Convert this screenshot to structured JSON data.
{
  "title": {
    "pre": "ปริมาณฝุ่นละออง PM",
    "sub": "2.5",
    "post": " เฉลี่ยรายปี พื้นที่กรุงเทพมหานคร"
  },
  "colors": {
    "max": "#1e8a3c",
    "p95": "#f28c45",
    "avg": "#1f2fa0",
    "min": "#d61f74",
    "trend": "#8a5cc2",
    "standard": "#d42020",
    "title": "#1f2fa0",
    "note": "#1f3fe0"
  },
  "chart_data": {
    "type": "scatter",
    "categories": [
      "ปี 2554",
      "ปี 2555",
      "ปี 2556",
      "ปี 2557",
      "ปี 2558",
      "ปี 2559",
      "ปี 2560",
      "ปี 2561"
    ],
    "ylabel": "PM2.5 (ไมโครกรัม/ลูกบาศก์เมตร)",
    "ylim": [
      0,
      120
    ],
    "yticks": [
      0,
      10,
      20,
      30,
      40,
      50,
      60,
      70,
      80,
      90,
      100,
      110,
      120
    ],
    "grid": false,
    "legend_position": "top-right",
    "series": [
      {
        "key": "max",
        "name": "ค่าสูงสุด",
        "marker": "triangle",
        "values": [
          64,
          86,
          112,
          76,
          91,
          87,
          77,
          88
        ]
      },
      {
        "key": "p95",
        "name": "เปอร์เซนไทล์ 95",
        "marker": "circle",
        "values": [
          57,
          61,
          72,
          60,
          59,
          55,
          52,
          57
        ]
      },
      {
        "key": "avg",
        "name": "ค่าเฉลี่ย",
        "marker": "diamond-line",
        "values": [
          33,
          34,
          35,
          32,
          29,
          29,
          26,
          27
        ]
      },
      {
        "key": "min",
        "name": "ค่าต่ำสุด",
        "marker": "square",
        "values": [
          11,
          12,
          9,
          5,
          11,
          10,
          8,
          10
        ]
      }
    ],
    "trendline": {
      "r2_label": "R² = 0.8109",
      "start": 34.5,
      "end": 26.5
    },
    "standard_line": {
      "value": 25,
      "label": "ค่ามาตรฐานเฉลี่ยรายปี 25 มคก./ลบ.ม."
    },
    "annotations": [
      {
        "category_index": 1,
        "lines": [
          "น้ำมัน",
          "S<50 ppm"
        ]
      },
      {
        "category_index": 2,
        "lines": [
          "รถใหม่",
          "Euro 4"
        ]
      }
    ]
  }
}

━━━━━━━━

Write out the full listing, keeping every line exactly as it is.

IN RESPONSE -
Convert this screenshot to structured JSON data.
{
  "title": {
    "pre": "ปริมาณฝุ่นละออง PM",
    "sub": "2.5",
    "post": " เฉลี่ยรายปี พื้นที่กรุงเทพมหานคร"
  },
  "colors": {
    "max": "#1e8a3c",
    "p95": "#f28c45",
    "avg": "#1f2fa0",
    "min": "#d61f74",
    "trend": "#8a5cc2",
    "standard": "#d42020",
    "title": "#1f2fa0",
    "note": "#1f3fe0"
  },
  "chart_data": {
    "type": "scatter",
    "categories": [
      "ปี 2554",
      "ปี 2555",
      "ปี 2556",
      "ปี 2557",
      "ปี 2558",
      "ปี 2559",
      "ปี 2560",
      "ปี 2561"
    ],
    "ylabel": "PM2.5 (ไมโครกรัม/ลูกบาศก์เมตร)",
    "ylim": [
      0,
      120
    ],
    "yticks": [
      0,
      10,
      20,
      30,
      40,
      50,
      60,
      70,
      80,
      90,
      100,
      110,
      120
    ],
    "grid": false,
    "legend_position": "top-right",
    "series": [
      {
        "key": "max",
        "name": "ค่าสูงสุด",
        "marker": "triangle",
        "values": [
          64,
          86,
          112,
          76,
          91,
          87,
          77,
          88
        ]
      },
      {
        "key": "p95",
        "name": "เปอร์เซนไทล์ 95",
        "marker": "circle",
        "values": [
          57,
          61,
          72,
          60,
          59,
          55,
          52,
          57
        ]
      },
      {
        "key": "avg",
        "name": "ค่าเฉลี่ย",
        "marker": "diamond-line",
        "values": [
          33,
          34,
          35,
          32,
          29,
          29,
          26,
          27
        ]
      },
      {
        "key": "min",
        "name": "ค่าต่ำสุด",
        "marker": "square",
        "values": [
          11,
          12,
          9,
          5,
          11,
          10,
          8,
          10
        ]
      }
    ],
    "trendline": {
      "r2_label": "R² = 0.8109",
      "start": 34.5,
      "end": 26.5
    },
    "standard_line": {
      "value": 25,
      "label": "ค่ามาตรฐานเฉลี่ยรายปี 25 มคก./ลบ.ม."
    },
    "annotations": [
      {
        "category_index": 1,
        "lines": [
          "น้ำมัน",
          "S<50 ppm"
        ]
      },
      {
        "category_index": 2,
        "lines": [
          "รถใหม่",
          "Euro 4"
        ]
      }
    ]
  }
}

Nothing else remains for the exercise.